▼▼▼

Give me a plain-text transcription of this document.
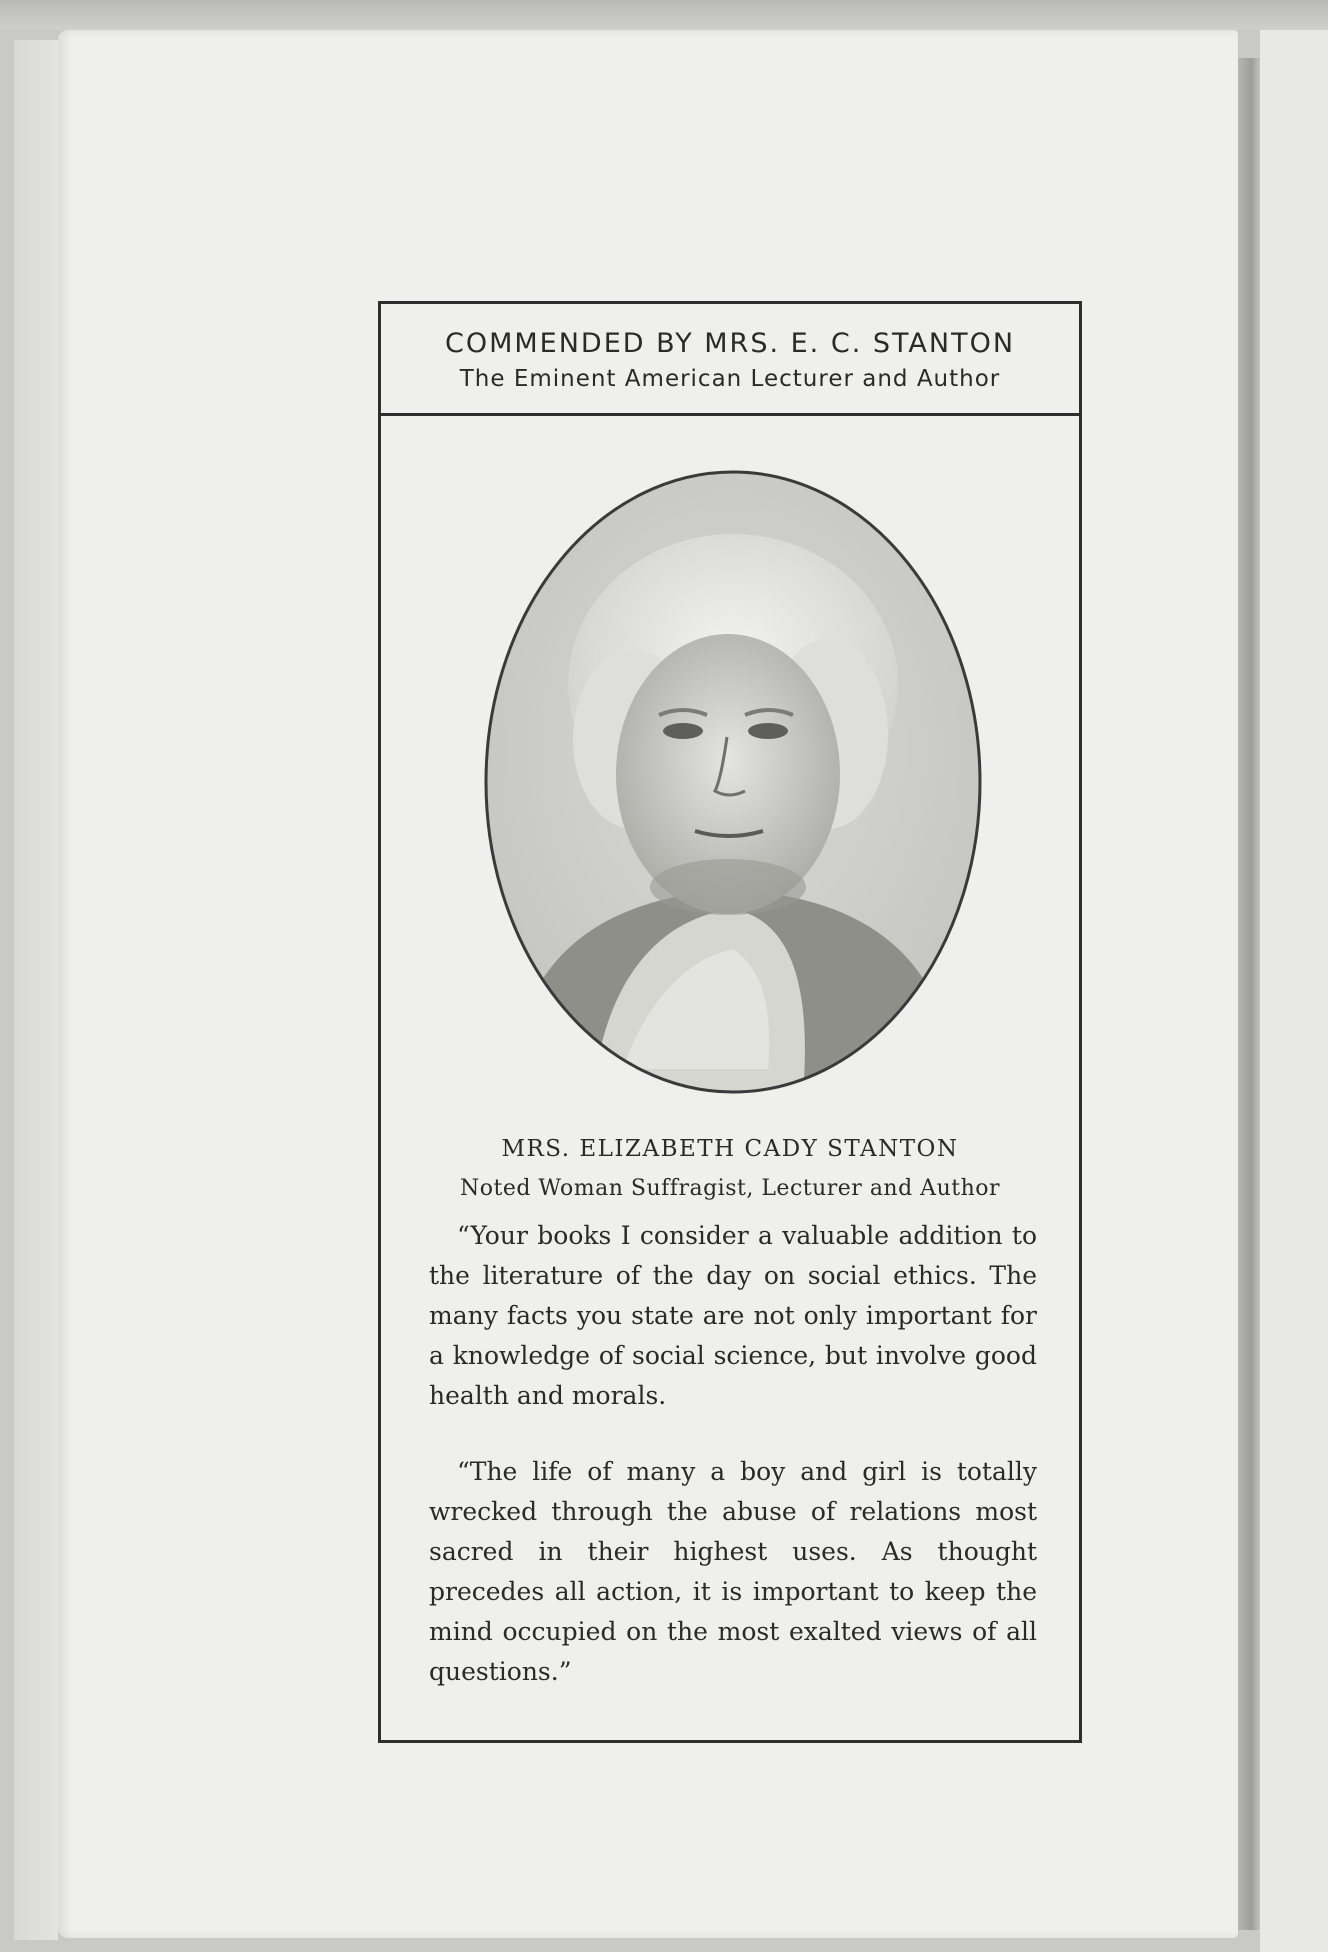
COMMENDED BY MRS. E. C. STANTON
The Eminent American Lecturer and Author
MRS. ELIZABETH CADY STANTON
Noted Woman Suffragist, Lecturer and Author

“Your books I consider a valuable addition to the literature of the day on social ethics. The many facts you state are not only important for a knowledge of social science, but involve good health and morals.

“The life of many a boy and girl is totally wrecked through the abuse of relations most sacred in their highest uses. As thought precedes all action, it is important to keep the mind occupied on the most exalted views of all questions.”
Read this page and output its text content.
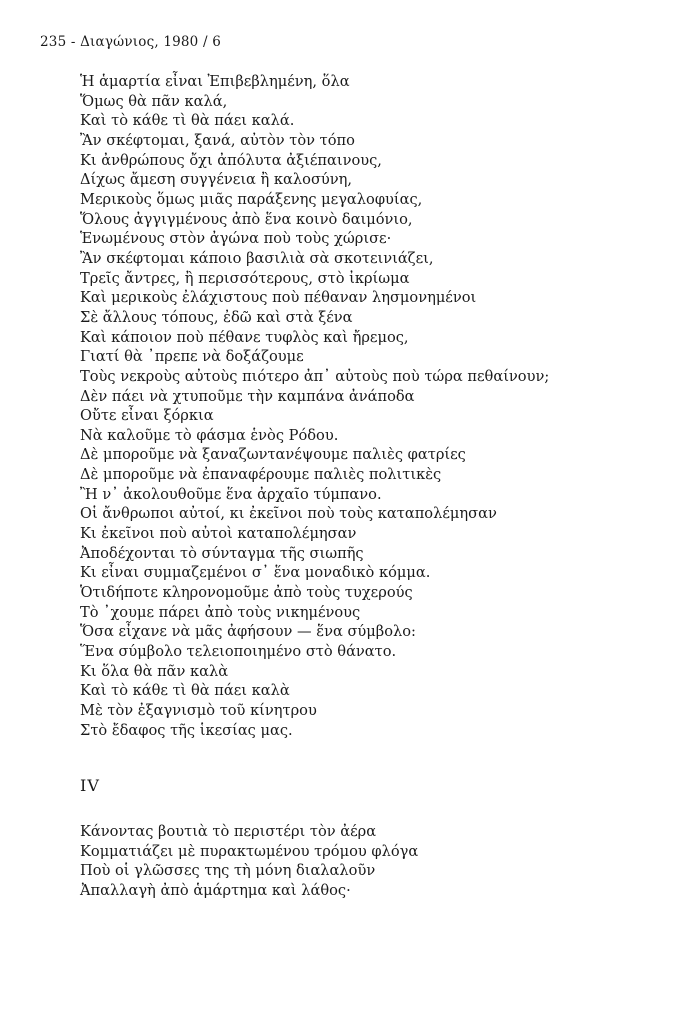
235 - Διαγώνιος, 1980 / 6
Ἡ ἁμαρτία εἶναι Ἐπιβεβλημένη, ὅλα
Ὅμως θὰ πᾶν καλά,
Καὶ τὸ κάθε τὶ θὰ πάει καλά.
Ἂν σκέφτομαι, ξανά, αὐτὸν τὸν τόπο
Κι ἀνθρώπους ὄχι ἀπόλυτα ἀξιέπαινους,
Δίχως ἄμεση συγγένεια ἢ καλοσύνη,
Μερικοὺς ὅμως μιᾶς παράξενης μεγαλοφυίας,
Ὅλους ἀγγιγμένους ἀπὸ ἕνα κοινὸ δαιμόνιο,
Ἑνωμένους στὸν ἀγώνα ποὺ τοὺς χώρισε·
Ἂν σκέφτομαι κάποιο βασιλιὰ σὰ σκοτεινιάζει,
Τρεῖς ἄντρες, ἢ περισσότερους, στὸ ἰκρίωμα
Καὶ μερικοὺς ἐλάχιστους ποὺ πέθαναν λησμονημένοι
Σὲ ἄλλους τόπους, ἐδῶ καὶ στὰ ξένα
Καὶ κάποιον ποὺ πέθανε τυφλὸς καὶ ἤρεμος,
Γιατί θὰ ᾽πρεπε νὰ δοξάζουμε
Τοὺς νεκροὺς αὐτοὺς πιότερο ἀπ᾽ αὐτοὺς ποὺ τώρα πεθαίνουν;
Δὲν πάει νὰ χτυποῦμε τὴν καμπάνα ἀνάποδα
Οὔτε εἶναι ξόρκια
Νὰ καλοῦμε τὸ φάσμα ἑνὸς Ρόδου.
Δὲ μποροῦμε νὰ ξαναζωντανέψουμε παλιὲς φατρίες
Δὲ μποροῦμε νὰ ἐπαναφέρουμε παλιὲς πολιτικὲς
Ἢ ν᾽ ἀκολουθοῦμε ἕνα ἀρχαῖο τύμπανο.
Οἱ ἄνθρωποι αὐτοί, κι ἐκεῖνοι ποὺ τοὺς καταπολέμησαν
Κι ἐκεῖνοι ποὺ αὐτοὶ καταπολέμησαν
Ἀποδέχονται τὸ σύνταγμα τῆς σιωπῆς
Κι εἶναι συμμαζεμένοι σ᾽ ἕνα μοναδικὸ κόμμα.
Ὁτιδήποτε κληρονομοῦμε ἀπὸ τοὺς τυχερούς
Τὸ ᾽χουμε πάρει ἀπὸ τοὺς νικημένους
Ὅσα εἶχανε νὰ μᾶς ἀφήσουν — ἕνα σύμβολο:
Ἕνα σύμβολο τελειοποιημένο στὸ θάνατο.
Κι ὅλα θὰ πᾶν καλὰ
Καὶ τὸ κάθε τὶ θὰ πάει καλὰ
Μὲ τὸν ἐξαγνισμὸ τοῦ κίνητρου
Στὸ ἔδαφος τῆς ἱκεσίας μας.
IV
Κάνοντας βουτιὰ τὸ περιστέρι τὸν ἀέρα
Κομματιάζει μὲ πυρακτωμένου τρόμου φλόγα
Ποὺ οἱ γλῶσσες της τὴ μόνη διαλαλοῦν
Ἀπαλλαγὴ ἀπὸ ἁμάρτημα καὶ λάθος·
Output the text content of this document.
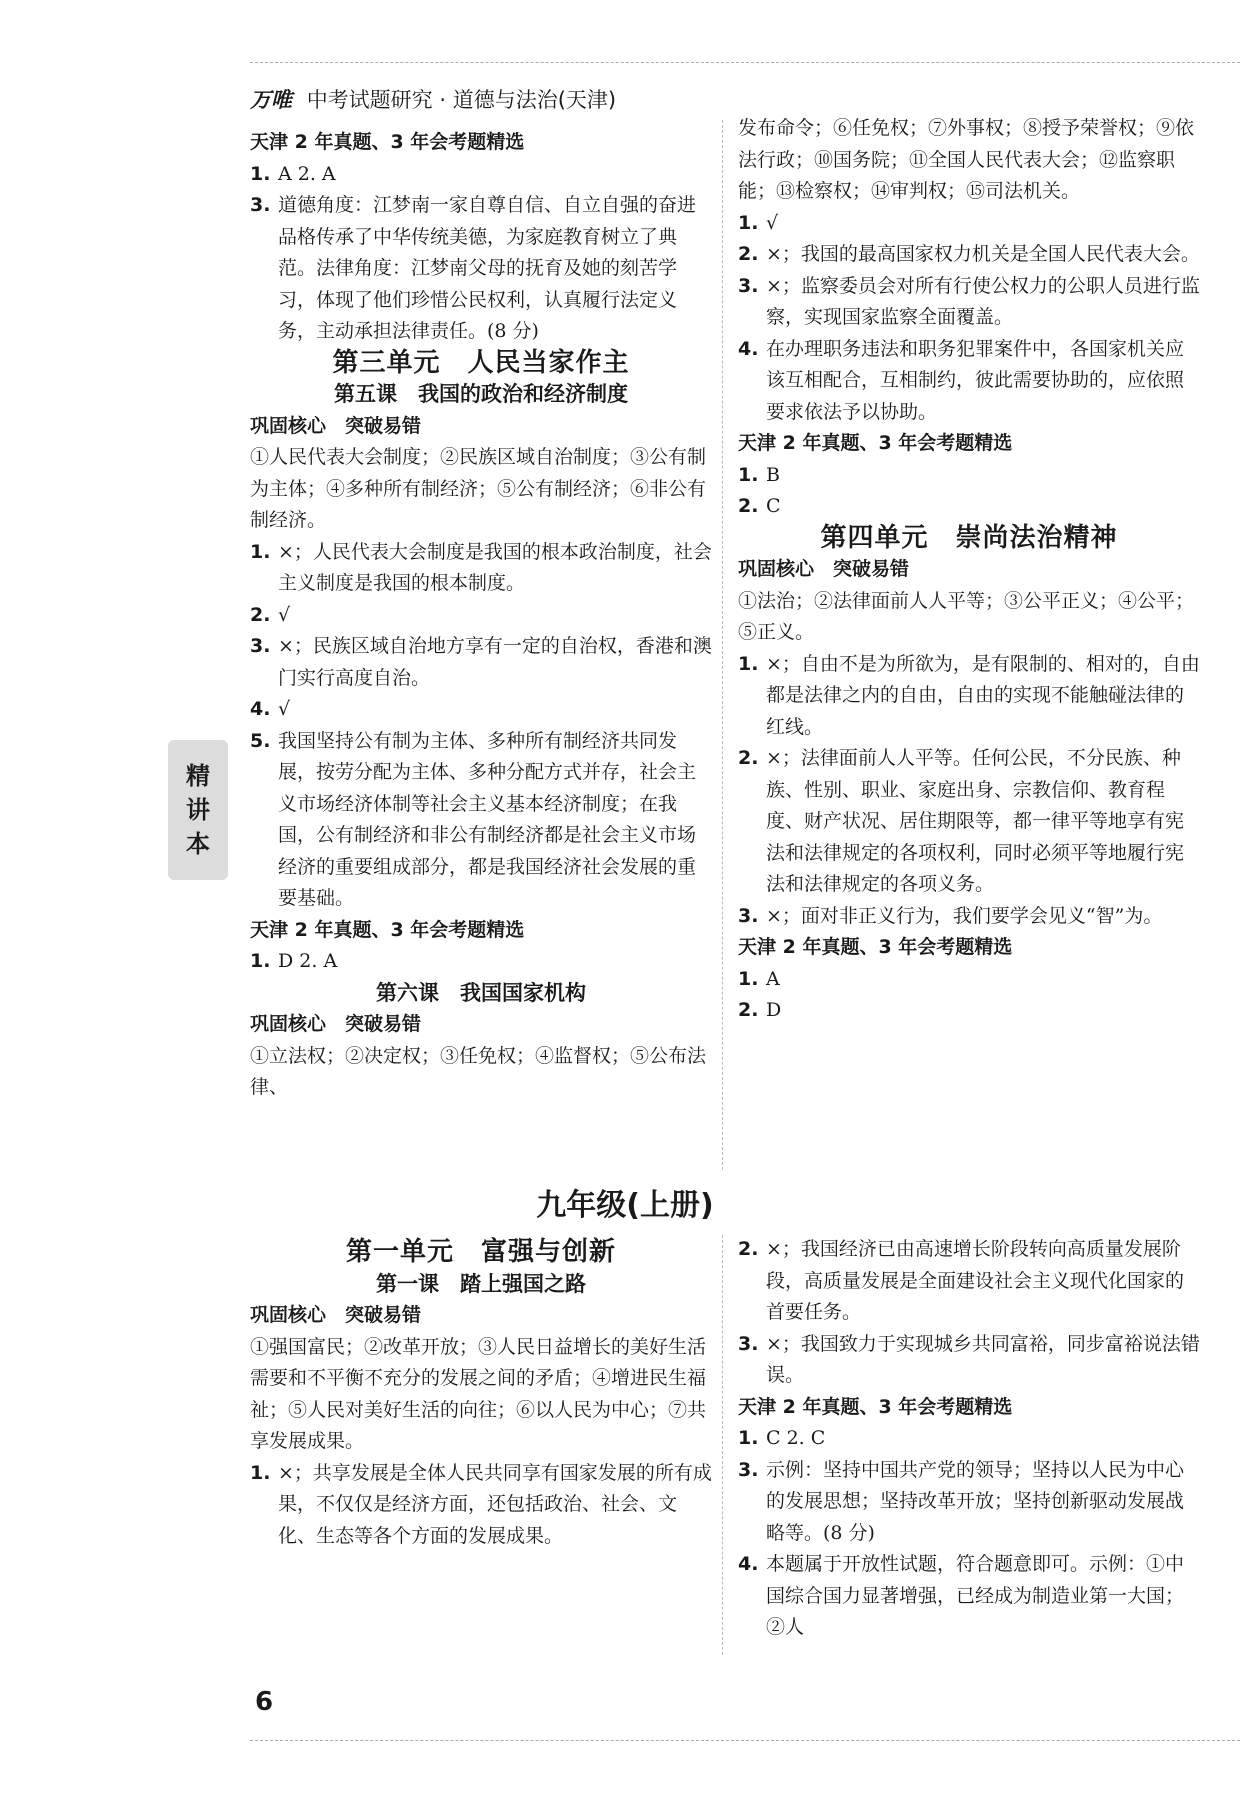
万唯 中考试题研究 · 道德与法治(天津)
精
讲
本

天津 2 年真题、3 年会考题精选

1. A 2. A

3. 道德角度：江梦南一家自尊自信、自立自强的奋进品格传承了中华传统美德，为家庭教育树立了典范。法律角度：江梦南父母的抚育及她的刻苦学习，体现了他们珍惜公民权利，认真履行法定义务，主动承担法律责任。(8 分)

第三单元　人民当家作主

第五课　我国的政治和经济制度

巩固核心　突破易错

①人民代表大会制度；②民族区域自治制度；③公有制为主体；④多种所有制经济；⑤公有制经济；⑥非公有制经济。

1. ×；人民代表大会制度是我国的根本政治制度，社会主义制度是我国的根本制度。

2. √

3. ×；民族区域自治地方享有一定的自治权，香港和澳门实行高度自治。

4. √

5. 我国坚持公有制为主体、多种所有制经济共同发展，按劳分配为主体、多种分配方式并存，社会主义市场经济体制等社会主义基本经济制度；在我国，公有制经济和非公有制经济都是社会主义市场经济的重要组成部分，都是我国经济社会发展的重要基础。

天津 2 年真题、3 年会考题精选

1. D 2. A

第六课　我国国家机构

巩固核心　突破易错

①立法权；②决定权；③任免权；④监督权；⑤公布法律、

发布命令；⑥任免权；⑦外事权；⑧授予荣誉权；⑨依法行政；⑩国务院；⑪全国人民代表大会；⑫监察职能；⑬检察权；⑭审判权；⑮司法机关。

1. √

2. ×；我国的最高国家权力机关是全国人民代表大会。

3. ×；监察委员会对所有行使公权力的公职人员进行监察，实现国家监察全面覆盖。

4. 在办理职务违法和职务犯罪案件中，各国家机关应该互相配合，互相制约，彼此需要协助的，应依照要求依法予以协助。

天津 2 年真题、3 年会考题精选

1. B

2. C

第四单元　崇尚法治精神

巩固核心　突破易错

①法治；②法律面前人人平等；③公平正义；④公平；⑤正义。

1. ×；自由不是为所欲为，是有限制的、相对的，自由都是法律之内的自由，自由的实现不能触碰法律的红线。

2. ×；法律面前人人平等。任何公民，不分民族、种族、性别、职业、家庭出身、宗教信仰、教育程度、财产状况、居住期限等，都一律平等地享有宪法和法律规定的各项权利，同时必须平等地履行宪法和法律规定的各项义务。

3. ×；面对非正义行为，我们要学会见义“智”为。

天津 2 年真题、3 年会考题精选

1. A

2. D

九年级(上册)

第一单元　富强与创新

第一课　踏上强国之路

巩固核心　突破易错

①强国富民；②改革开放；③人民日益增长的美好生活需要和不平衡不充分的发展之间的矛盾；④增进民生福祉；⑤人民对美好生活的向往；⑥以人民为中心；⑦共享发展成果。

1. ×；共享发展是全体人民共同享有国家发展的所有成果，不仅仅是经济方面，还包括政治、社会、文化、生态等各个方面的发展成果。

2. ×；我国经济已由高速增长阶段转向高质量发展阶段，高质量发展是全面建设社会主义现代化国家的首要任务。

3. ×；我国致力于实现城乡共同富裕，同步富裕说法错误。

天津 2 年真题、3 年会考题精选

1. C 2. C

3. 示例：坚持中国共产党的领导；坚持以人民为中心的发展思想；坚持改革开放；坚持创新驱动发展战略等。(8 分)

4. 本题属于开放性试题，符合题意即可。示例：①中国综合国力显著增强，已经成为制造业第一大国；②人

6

▲▲▲

• What the task asks: Transcribe the preceding listing in its entirety and with exact wording, leaving out pictures.

• Expected answer:
Give me a plain-text transcription of this document.
COMMENDED BY MRS. E. C. STANTON
The Eminent American Lecturer and Author
MRS. ELIZABETH CADY STANTON
Noted Woman Suffragist, Lecturer and Author

“Your books I consider a valuable addition to the literature of the day on social ethics. The many facts you state are not only important for a knowledge of social science, but involve good health and morals.

“The life of many a boy and girl is totally wrecked through the abuse of relations most sacred in their highest uses. As thought precedes all action, it is important to keep the mind occupied on the most exalted views of all questions.”
Read this page and output its text content.
235 - Διαγώνιος, 1980 / 6
Ἡ ἁμαρτία εἶναι Ἐπιβεβλημένη, ὅλα
Ὅμως θὰ πᾶν καλά,
Καὶ τὸ κάθε τὶ θὰ πάει καλά.
Ἂν σκέφτομαι, ξανά, αὐτὸν τὸν τόπο
Κι ἀνθρώπους ὄχι ἀπόλυτα ἀξιέπαινους,
Δίχως ἄμεση συγγένεια ἢ καλοσύνη,
Μερικοὺς ὅμως μιᾶς παράξενης μεγαλοφυίας,
Ὅλους ἀγγιγμένους ἀπὸ ἕνα κοινὸ δαιμόνιο,
Ἑνωμένους στὸν ἀγώνα ποὺ τοὺς χώρισε·
Ἂν σκέφτομαι κάποιο βασιλιὰ σὰ σκοτεινιάζει,
Τρεῖς ἄντρες, ἢ περισσότερους, στὸ ἰκρίωμα
Καὶ μερικοὺς ἐλάχιστους ποὺ πέθαναν λησμονημένοι
Σὲ ἄλλους τόπους, ἐδῶ καὶ στὰ ξένα
Καὶ κάποιον ποὺ πέθανε τυφλὸς καὶ ἤρεμος,
Γιατί θὰ ᾽πρεπε νὰ δοξάζουμε
Τοὺς νεκροὺς αὐτοὺς πιότερο ἀπ᾽ αὐτοὺς ποὺ τώρα πεθαίνουν;
Δὲν πάει νὰ χτυποῦμε τὴν καμπάνα ἀνάποδα
Οὔτε εἶναι ξόρκια
Νὰ καλοῦμε τὸ φάσμα ἑνὸς Ρόδου.
Δὲ μποροῦμε νὰ ξαναζωντανέψουμε παλιὲς φατρίες
Δὲ μποροῦμε νὰ ἐπαναφέρουμε παλιὲς πολιτικὲς
Ἢ ν᾽ ἀκολουθοῦμε ἕνα ἀρχαῖο τύμπανο.
Οἱ ἄνθρωποι αὐτοί, κι ἐκεῖνοι ποὺ τοὺς καταπολέμησαν
Κι ἐκεῖνοι ποὺ αὐτοὶ καταπολέμησαν
Ἀποδέχονται τὸ σύνταγμα τῆς σιωπῆς
Κι εἶναι συμμαζεμένοι σ᾽ ἕνα μοναδικὸ κόμμα.
Ὁτιδήποτε κληρονομοῦμε ἀπὸ τοὺς τυχερούς
Τὸ ᾽χουμε πάρει ἀπὸ τοὺς νικημένους
Ὅσα εἶχανε νὰ μᾶς ἀφήσουν — ἕνα σύμβολο:
Ἕνα σύμβολο τελειοποιημένο στὸ θάνατο.
Κι ὅλα θὰ πᾶν καλὰ
Καὶ τὸ κάθε τὶ θὰ πάει καλὰ
Μὲ τὸν ἐξαγνισμὸ τοῦ κίνητρου
Στὸ ἔδαφος τῆς ἱκεσίας μας.
IV
Κάνοντας βουτιὰ τὸ περιστέρι τὸν ἀέρα
Κομματιάζει μὲ πυρακτωμένου τρόμου φλόγα
Ποὺ οἱ γλῶσσες της τὴ μόνη διαλαλοῦν
Ἀπαλλαγὴ ἀπὸ ἁμάρτημα καὶ λάθος·
Output the text content of this document.
万唯 中考试题研究 · 道德与法治(天津)
精
讲
本

天津 2 年真题、3 年会考题精选

1. A 2. A

3. 道德角度：江梦南一家自尊自信、自立自强的奋进品格传承了中华传统美德，为家庭教育树立了典范。法律角度：江梦南父母的抚育及她的刻苦学习，体现了他们珍惜公民权利，认真履行法定义务，主动承担法律责任。(8 分)

第三单元　人民当家作主

第五课　我国的政治和经济制度

巩固核心　突破易错

①人民代表大会制度；②民族区域自治制度；③公有制为主体；④多种所有制经济；⑤公有制经济；⑥非公有制经济。

1. ×；人民代表大会制度是我国的根本政治制度，社会主义制度是我国的根本制度。

2. √

3. ×；民族区域自治地方享有一定的自治权，香港和澳门实行高度自治。

4. √

5. 我国坚持公有制为主体、多种所有制经济共同发展，按劳分配为主体、多种分配方式并存，社会主义市场经济体制等社会主义基本经济制度；在我国，公有制经济和非公有制经济都是社会主义市场经济的重要组成部分，都是我国经济社会发展的重要基础。

天津 2 年真题、3 年会考题精选

1. D 2. A

第六课　我国国家机构

巩固核心　突破易错

①立法权；②决定权；③任免权；④监督权；⑤公布法律、

发布命令；⑥任免权；⑦外事权；⑧授予荣誉权；⑨依法行政；⑩国务院；⑪全国人民代表大会；⑫监察职能；⑬检察权；⑭审判权；⑮司法机关。

1. √

2. ×；我国的最高国家权力机关是全国人民代表大会。

3. ×；监察委员会对所有行使公权力的公职人员进行监察，实现国家监察全面覆盖。

4. 在办理职务违法和职务犯罪案件中，各国家机关应该互相配合，互相制约，彼此需要协助的，应依照要求依法予以协助。

天津 2 年真题、3 年会考题精选

1. B

2. C

第四单元　崇尚法治精神

巩固核心　突破易错

①法治；②法律面前人人平等；③公平正义；④公平；⑤正义。

1. ×；自由不是为所欲为，是有限制的、相对的，自由都是法律之内的自由，自由的实现不能触碰法律的红线。

2. ×；法律面前人人平等。任何公民，不分民族、种族、性别、职业、家庭出身、宗教信仰、教育程度、财产状况、居住期限等，都一律平等地享有宪法和法律规定的各项权利，同时必须平等地履行宪法和法律规定的各项义务。

3. ×；面对非正义行为，我们要学会见义“智”为。

天津 2 年真题、3 年会考题精选

1. A

2. D

九年级(上册)

第一单元　富强与创新

第一课　踏上强国之路

巩固核心　突破易错

①强国富民；②改革开放；③人民日益增长的美好生活需要和不平衡不充分的发展之间的矛盾；④增进民生福祉；⑤人民对美好生活的向往；⑥以人民为中心；⑦共享发展成果。

1. ×；共享发展是全体人民共同享有国家发展的所有成果，不仅仅是经济方面，还包括政治、社会、文化、生态等各个方面的发展成果。

2. ×；我国经济已由高速增长阶段转向高质量发展阶段，高质量发展是全面建设社会主义现代化国家的首要任务。

3. ×；我国致力于实现城乡共同富裕，同步富裕说法错误。

天津 2 年真题、3 年会考题精选

1. C 2. C

3. 示例：坚持中国共产党的领导；坚持以人民为中心的发展思想；坚持改革开放；坚持创新驱动发展战略等。(8 分)

4. 本题属于开放性试题，符合题意即可。示例：①中国综合国力显著增强，已经成为制造业第一大国；②人

6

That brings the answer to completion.